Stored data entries
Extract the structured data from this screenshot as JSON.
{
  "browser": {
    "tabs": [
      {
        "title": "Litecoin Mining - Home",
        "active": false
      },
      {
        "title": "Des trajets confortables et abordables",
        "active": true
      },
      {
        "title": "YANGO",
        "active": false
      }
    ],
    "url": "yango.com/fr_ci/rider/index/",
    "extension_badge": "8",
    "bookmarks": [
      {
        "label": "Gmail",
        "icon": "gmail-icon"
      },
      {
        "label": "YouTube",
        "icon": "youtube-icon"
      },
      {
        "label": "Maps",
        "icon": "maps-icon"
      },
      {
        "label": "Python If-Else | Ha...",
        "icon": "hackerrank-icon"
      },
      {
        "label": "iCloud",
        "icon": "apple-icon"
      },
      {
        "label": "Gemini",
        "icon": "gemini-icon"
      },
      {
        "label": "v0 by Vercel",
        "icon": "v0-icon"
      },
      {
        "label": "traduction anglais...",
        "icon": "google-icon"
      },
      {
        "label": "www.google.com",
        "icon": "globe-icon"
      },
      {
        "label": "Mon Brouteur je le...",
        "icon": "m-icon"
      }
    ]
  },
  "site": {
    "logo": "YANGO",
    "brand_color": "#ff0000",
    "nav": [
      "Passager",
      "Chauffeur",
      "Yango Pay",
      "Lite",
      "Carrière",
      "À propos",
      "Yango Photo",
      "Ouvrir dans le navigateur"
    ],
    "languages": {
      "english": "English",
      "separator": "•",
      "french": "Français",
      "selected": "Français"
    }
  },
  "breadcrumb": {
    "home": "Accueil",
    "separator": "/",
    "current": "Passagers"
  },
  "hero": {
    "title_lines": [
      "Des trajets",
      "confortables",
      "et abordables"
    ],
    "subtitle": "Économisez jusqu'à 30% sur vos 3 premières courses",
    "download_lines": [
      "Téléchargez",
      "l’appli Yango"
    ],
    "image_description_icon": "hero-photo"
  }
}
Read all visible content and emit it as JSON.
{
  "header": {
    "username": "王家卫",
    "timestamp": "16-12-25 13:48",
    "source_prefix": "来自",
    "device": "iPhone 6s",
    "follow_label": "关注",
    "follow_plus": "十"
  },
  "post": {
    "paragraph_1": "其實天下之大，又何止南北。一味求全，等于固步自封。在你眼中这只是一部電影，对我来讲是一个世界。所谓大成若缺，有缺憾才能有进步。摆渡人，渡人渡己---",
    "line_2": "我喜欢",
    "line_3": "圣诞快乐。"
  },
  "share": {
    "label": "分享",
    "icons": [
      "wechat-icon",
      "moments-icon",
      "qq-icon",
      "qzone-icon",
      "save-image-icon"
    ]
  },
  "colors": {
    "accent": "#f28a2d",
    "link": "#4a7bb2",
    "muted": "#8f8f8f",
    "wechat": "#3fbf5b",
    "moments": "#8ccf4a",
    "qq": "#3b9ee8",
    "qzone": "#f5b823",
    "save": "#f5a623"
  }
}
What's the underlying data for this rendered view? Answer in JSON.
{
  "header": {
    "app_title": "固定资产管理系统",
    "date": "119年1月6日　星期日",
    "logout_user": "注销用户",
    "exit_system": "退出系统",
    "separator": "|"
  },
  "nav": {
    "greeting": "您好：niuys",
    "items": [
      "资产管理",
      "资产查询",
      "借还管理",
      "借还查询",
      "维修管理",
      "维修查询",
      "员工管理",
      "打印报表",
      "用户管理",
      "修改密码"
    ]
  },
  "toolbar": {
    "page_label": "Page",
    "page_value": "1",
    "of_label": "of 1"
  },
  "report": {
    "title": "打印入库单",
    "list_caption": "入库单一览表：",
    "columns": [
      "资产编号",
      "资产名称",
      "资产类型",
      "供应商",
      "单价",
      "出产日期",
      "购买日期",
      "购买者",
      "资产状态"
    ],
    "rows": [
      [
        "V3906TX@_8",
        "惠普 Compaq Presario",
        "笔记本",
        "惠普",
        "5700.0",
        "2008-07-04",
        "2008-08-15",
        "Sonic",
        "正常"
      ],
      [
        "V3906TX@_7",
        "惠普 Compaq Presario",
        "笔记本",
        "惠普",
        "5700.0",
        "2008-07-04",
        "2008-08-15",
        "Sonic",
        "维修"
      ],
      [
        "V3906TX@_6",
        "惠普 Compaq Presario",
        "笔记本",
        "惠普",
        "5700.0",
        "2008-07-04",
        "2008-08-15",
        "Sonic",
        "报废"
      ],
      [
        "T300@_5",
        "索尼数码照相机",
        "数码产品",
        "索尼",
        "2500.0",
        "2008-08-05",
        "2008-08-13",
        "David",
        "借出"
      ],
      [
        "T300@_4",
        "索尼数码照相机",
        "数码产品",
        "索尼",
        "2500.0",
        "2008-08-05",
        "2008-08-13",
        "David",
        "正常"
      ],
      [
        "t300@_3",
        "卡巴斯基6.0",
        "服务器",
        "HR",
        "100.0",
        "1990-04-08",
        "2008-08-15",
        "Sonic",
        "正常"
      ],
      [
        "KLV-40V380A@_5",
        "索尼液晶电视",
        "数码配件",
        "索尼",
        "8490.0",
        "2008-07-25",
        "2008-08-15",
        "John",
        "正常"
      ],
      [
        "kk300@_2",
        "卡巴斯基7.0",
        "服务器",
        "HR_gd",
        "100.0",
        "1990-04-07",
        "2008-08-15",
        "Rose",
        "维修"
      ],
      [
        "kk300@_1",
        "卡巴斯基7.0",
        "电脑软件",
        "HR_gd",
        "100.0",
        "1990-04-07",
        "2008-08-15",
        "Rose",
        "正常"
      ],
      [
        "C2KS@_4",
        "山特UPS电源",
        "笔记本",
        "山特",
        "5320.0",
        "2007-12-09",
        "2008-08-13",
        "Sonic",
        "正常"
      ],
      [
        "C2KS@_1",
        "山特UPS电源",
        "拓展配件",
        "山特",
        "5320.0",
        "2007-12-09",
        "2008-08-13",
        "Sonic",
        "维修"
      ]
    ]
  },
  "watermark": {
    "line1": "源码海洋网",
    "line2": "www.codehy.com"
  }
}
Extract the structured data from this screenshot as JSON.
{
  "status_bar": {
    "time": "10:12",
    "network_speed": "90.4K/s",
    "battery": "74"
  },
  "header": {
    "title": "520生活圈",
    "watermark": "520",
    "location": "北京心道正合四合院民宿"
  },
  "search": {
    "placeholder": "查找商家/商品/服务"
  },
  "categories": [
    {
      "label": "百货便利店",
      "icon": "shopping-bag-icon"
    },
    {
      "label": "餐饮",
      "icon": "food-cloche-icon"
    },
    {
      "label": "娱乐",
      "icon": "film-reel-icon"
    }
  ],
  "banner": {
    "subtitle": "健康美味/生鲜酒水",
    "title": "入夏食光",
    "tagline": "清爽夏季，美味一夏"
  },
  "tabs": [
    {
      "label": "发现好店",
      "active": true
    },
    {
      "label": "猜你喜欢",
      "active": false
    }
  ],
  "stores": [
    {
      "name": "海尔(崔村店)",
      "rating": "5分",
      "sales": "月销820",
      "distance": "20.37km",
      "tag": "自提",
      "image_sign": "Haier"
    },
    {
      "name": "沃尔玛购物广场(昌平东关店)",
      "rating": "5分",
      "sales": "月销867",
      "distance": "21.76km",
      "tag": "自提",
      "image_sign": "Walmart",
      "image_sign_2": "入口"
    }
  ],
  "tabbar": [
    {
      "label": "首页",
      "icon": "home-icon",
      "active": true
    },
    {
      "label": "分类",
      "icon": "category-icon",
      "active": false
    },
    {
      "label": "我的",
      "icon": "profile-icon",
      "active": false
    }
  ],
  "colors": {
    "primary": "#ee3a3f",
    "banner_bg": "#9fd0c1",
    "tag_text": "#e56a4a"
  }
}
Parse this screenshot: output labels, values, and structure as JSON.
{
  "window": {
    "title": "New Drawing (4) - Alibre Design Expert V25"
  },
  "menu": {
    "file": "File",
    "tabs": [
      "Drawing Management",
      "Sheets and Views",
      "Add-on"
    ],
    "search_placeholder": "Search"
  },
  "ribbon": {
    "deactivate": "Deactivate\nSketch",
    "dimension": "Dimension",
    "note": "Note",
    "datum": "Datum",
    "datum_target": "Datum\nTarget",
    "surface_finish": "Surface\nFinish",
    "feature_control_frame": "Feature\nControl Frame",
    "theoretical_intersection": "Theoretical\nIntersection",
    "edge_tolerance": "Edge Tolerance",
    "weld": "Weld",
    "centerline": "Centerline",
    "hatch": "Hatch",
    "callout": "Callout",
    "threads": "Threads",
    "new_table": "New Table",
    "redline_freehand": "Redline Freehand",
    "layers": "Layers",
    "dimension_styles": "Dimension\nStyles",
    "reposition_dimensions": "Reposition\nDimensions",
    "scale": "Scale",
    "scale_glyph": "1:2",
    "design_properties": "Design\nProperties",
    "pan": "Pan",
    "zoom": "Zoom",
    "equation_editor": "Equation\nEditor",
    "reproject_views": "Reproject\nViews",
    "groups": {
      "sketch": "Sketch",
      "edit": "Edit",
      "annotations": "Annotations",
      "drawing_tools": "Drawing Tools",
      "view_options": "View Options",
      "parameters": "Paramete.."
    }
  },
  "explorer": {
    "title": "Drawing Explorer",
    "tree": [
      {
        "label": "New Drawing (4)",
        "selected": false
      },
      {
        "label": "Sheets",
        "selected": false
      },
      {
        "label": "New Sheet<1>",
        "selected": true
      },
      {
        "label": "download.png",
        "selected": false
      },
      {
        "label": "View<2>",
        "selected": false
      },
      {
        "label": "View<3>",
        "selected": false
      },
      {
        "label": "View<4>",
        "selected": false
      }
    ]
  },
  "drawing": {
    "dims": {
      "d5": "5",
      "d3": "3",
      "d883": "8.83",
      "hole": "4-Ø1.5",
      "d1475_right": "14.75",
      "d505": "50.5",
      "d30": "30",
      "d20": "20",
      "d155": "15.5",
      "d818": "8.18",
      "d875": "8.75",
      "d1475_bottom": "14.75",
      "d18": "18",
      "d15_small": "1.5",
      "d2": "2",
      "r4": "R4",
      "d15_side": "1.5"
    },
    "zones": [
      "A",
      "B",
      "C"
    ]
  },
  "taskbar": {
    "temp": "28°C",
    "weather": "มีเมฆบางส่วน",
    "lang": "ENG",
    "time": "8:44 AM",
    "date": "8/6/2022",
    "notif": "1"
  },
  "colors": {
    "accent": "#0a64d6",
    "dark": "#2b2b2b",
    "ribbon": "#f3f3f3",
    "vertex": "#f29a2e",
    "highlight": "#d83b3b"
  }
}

**Given problem:** Whichever lines contain the string "Français", select and copy them.

**Response for this exercise:**
      "french": "Français",
      "selected": "Français"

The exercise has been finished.